» **Task to carry out**:
Every entry below must be repeated exactly; skip the pictures.

-- begin --

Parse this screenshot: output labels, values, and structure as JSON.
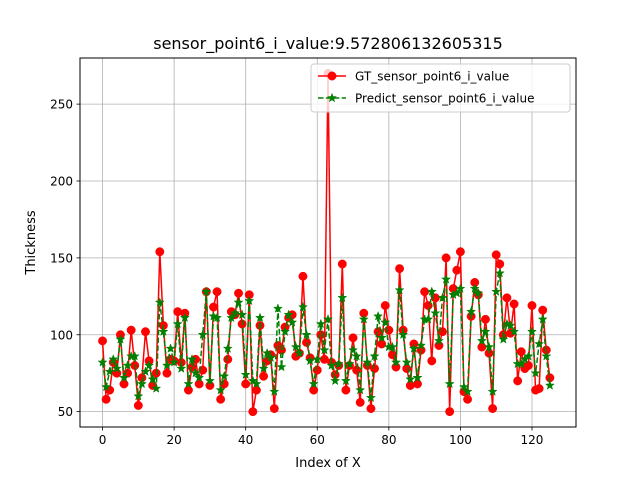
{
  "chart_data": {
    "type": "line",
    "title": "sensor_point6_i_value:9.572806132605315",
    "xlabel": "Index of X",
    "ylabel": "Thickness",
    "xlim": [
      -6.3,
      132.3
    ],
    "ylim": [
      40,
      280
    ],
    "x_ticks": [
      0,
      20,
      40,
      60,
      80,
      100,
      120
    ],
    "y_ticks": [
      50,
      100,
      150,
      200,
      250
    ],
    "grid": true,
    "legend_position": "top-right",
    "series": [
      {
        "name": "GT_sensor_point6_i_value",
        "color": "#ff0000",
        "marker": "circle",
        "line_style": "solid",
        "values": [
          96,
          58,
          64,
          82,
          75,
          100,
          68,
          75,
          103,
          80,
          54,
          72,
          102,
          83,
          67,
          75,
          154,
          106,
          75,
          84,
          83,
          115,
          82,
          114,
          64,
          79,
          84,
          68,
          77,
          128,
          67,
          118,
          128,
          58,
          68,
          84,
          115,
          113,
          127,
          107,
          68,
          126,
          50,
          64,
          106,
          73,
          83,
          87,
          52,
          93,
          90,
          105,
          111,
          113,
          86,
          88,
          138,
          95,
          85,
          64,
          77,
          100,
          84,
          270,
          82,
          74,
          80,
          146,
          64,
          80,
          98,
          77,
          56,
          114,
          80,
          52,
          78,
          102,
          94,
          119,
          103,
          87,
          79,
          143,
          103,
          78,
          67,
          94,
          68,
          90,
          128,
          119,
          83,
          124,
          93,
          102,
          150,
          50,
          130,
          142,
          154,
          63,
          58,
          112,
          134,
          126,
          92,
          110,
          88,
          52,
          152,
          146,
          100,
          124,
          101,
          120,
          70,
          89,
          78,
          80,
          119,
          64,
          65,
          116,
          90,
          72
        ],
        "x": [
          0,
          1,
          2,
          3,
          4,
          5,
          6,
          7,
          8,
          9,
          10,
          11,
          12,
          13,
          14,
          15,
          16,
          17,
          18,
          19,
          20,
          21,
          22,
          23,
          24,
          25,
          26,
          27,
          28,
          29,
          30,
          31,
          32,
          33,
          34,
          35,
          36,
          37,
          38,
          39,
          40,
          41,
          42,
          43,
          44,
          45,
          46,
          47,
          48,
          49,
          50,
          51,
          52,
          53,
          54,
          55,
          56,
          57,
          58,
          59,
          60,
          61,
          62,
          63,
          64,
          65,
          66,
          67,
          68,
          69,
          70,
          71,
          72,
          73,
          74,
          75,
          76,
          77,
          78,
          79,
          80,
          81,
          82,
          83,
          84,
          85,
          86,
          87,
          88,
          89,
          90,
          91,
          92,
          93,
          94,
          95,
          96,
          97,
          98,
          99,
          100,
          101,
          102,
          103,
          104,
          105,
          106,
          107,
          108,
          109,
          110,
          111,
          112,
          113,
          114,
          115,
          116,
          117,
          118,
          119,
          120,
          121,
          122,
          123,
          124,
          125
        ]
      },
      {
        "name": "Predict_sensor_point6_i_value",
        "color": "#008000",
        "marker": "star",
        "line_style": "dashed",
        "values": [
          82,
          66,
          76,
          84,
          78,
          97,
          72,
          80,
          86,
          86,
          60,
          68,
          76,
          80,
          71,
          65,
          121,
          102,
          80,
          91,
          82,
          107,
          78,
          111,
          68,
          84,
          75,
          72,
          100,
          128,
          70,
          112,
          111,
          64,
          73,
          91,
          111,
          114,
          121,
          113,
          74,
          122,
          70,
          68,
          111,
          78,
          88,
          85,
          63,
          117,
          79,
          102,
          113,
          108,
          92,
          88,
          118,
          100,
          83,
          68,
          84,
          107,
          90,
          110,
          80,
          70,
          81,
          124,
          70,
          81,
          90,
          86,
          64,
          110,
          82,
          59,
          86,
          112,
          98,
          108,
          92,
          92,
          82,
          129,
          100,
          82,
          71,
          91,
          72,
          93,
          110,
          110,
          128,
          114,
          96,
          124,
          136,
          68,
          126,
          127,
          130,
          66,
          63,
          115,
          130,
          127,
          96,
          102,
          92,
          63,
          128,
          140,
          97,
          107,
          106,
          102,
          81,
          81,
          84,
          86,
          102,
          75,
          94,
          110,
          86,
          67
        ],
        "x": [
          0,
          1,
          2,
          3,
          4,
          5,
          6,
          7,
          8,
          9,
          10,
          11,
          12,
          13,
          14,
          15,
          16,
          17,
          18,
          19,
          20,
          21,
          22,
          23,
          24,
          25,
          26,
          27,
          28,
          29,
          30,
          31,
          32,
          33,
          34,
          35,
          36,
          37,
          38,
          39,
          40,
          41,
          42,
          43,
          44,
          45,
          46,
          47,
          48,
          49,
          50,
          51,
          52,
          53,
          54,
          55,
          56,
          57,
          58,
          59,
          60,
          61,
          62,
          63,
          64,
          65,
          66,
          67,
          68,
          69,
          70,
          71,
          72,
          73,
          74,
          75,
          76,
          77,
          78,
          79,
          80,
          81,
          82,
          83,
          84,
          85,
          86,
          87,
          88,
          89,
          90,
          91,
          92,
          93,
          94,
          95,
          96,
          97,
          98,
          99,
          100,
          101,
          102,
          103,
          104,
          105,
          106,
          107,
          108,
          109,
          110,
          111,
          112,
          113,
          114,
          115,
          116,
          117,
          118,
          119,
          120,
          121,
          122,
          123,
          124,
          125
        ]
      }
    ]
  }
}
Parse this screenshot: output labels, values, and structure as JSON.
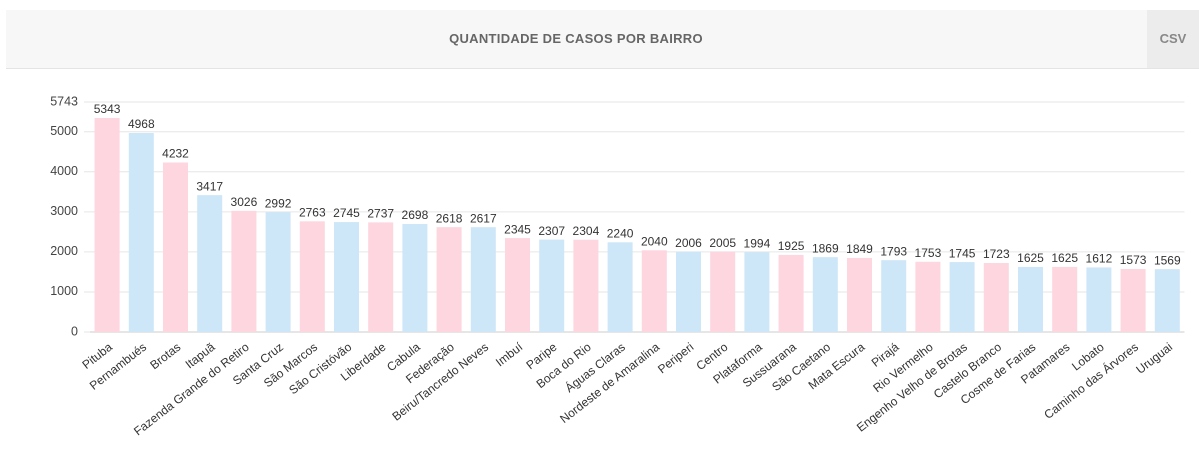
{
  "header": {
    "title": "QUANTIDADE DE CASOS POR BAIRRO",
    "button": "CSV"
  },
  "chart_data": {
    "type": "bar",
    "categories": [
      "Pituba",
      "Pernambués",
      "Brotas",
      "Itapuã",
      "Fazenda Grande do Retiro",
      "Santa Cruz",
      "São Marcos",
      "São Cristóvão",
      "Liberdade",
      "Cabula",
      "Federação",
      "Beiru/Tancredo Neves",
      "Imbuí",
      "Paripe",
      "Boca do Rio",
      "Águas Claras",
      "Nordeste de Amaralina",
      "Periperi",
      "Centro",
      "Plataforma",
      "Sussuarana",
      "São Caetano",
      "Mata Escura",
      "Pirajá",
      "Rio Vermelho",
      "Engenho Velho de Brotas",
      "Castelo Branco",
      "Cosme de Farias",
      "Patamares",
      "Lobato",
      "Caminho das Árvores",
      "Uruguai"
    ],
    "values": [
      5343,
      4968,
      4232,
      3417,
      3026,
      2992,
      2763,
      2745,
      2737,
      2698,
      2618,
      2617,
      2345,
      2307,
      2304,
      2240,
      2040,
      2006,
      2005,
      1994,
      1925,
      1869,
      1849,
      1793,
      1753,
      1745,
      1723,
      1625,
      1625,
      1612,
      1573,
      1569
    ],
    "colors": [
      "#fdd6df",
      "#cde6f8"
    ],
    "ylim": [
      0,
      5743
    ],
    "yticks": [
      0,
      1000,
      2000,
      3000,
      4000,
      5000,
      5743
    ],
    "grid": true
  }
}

-- end --

» **Answer for this exercise**:
Parse this screenshot: output labels, values, and structure as JSON.
{
  "chart_data": {
    "type": "line",
    "title": "sensor_point6_i_value:9.572806132605315",
    "xlabel": "Index of X",
    "ylabel": "Thickness",
    "xlim": [
      -6.3,
      132.3
    ],
    "ylim": [
      40,
      280
    ],
    "x_ticks": [
      0,
      20,
      40,
      60,
      80,
      100,
      120
    ],
    "y_ticks": [
      50,
      100,
      150,
      200,
      250
    ],
    "grid": true,
    "legend_position": "top-right",
    "series": [
      {
        "name": "GT_sensor_point6_i_value",
        "color": "#ff0000",
        "marker": "circle",
        "line_style": "solid",
        "values": [
          96,
          58,
          64,
          82,
          75,
          100,
          68,
          75,
          103,
          80,
          54,
          72,
          102,
          83,
          67,
          75,
          154,
          106,
          75,
          84,
          83,
          115,
          82,
          114,
          64,
          79,
          84,
          68,
          77,
          128,
          67,
          118,
          128,
          58,
          68,
          84,
          115,
          113,
          127,
          107,
          68,
          126,
          50,
          64,
          106,
          73,
          83,
          87,
          52,
          93,
          90,
          105,
          111,
          113,
          86,
          88,
          138,
          95,
          85,
          64,
          77,
          100,
          84,
          270,
          82,
          74,
          80,
          146,
          64,
          80,
          98,
          77,
          56,
          114,
          80,
          52,
          78,
          102,
          94,
          119,
          103,
          87,
          79,
          143,
          103,
          78,
          67,
          94,
          68,
          90,
          128,
          119,
          83,
          124,
          93,
          102,
          150,
          50,
          130,
          142,
          154,
          63,
          58,
          112,
          134,
          126,
          92,
          110,
          88,
          52,
          152,
          146,
          100,
          124,
          101,
          120,
          70,
          89,
          78,
          80,
          119,
          64,
          65,
          116,
          90,
          72
        ],
        "x": [
          0,
          1,
          2,
          3,
          4,
          5,
          6,
          7,
          8,
          9,
          10,
          11,
          12,
          13,
          14,
          15,
          16,
          17,
          18,
          19,
          20,
          21,
          22,
          23,
          24,
          25,
          26,
          27,
          28,
          29,
          30,
          31,
          32,
          33,
          34,
          35,
          36,
          37,
          38,
          39,
          40,
          41,
          42,
          43,
          44,
          45,
          46,
          47,
          48,
          49,
          50,
          51,
          52,
          53,
          54,
          55,
          56,
          57,
          58,
          59,
          60,
          61,
          62,
          63,
          64,
          65,
          66,
          67,
          68,
          69,
          70,
          71,
          72,
          73,
          74,
          75,
          76,
          77,
          78,
          79,
          80,
          81,
          82,
          83,
          84,
          85,
          86,
          87,
          88,
          89,
          90,
          91,
          92,
          93,
          94,
          95,
          96,
          97,
          98,
          99,
          100,
          101,
          102,
          103,
          104,
          105,
          106,
          107,
          108,
          109,
          110,
          111,
          112,
          113,
          114,
          115,
          116,
          117,
          118,
          119,
          120,
          121,
          122,
          123,
          124,
          125
        ]
      },
      {
        "name": "Predict_sensor_point6_i_value",
        "color": "#008000",
        "marker": "star",
        "line_style": "dashed",
        "values": [
          82,
          66,
          76,
          84,
          78,
          97,
          72,
          80,
          86,
          86,
          60,
          68,
          76,
          80,
          71,
          65,
          121,
          102,
          80,
          91,
          82,
          107,
          78,
          111,
          68,
          84,
          75,
          72,
          100,
          128,
          70,
          112,
          111,
          64,
          73,
          91,
          111,
          114,
          121,
          113,
          74,
          122,
          70,
          68,
          111,
          78,
          88,
          85,
          63,
          117,
          79,
          102,
          113,
          108,
          92,
          88,
          118,
          100,
          83,
          68,
          84,
          107,
          90,
          110,
          80,
          70,
          81,
          124,
          70,
          81,
          90,
          86,
          64,
          110,
          82,
          59,
          86,
          112,
          98,
          108,
          92,
          92,
          82,
          129,
          100,
          82,
          71,
          91,
          72,
          93,
          110,
          110,
          128,
          114,
          96,
          124,
          136,
          68,
          126,
          127,
          130,
          66,
          63,
          115,
          130,
          127,
          96,
          102,
          92,
          63,
          128,
          140,
          97,
          107,
          106,
          102,
          81,
          81,
          84,
          86,
          102,
          75,
          94,
          110,
          86,
          67
        ],
        "x": [
          0,
          1,
          2,
          3,
          4,
          5,
          6,
          7,
          8,
          9,
          10,
          11,
          12,
          13,
          14,
          15,
          16,
          17,
          18,
          19,
          20,
          21,
          22,
          23,
          24,
          25,
          26,
          27,
          28,
          29,
          30,
          31,
          32,
          33,
          34,
          35,
          36,
          37,
          38,
          39,
          40,
          41,
          42,
          43,
          44,
          45,
          46,
          47,
          48,
          49,
          50,
          51,
          52,
          53,
          54,
          55,
          56,
          57,
          58,
          59,
          60,
          61,
          62,
          63,
          64,
          65,
          66,
          67,
          68,
          69,
          70,
          71,
          72,
          73,
          74,
          75,
          76,
          77,
          78,
          79,
          80,
          81,
          82,
          83,
          84,
          85,
          86,
          87,
          88,
          89,
          90,
          91,
          92,
          93,
          94,
          95,
          96,
          97,
          98,
          99,
          100,
          101,
          102,
          103,
          104,
          105,
          106,
          107,
          108,
          109,
          110,
          111,
          112,
          113,
          114,
          115,
          116,
          117,
          118,
          119,
          120,
          121,
          122,
          123,
          124,
          125
        ]
      }
    ]
  }
}
Parse this screenshot: output labels, values, and structure as JSON.
{
  "header": {
    "title": "QUANTIDADE DE CASOS POR BAIRRO",
    "button": "CSV"
  },
  "chart_data": {
    "type": "bar",
    "categories": [
      "Pituba",
      "Pernambués",
      "Brotas",
      "Itapuã",
      "Fazenda Grande do Retiro",
      "Santa Cruz",
      "São Marcos",
      "São Cristóvão",
      "Liberdade",
      "Cabula",
      "Federação",
      "Beiru/Tancredo Neves",
      "Imbuí",
      "Paripe",
      "Boca do Rio",
      "Águas Claras",
      "Nordeste de Amaralina",
      "Periperi",
      "Centro",
      "Plataforma",
      "Sussuarana",
      "São Caetano",
      "Mata Escura",
      "Pirajá",
      "Rio Vermelho",
      "Engenho Velho de Brotas",
      "Castelo Branco",
      "Cosme de Farias",
      "Patamares",
      "Lobato",
      "Caminho das Árvores",
      "Uruguai"
    ],
    "values": [
      5343,
      4968,
      4232,
      3417,
      3026,
      2992,
      2763,
      2745,
      2737,
      2698,
      2618,
      2617,
      2345,
      2307,
      2304,
      2240,
      2040,
      2006,
      2005,
      1994,
      1925,
      1869,
      1849,
      1793,
      1753,
      1745,
      1723,
      1625,
      1625,
      1612,
      1573,
      1569
    ],
    "colors": [
      "#fdd6df",
      "#cde6f8"
    ],
    "ylim": [
      0,
      5743
    ],
    "yticks": [
      0,
      1000,
      2000,
      3000,
      4000,
      5000,
      5743
    ],
    "grid": true
  }
}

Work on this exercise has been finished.